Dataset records
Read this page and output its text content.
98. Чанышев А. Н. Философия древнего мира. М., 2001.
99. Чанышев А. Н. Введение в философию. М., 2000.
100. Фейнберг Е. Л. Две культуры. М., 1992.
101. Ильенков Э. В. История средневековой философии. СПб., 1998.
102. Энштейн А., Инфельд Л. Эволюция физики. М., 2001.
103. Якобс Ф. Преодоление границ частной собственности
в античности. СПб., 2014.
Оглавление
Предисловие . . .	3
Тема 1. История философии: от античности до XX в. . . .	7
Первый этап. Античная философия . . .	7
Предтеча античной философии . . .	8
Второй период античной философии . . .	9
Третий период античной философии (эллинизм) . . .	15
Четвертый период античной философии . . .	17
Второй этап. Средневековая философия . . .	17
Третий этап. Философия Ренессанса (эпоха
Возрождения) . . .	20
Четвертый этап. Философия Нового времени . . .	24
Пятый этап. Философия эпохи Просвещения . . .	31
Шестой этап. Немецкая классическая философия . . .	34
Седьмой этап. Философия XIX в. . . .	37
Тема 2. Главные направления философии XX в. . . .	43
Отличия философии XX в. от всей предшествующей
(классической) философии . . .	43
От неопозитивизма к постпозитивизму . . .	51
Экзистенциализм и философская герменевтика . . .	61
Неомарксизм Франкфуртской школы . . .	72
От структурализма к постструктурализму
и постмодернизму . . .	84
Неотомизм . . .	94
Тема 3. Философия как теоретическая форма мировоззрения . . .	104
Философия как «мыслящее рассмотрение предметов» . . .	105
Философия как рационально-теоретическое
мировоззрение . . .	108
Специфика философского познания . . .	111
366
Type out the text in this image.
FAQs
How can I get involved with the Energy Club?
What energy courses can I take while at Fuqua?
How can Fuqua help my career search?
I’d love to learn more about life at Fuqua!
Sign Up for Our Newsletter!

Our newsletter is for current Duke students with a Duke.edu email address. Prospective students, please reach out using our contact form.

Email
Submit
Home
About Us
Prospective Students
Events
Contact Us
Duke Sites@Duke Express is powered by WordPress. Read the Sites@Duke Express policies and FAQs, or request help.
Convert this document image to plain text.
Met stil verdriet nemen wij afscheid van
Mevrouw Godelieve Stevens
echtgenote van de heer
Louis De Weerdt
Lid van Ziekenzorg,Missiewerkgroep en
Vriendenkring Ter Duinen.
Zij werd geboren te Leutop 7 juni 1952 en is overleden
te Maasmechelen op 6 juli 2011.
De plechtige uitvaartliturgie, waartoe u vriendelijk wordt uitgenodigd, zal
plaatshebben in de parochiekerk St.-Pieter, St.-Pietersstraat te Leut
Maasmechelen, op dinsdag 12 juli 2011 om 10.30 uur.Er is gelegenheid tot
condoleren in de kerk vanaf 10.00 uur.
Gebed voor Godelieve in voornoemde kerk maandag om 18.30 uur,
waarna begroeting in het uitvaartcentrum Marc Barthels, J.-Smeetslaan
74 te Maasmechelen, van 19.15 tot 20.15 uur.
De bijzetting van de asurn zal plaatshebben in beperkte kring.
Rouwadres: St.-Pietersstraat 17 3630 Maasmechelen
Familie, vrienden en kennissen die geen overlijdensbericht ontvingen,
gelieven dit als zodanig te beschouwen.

THE TASK –
Using the listing, collect all lines in which the string "juli" is found.

FULL SOLUTION –
te Maasmechelen op 6 juli 2011.
Maasmechelen, op dinsdag 12 juli 2011 om 10.30 uur.Er is gelegenheid tot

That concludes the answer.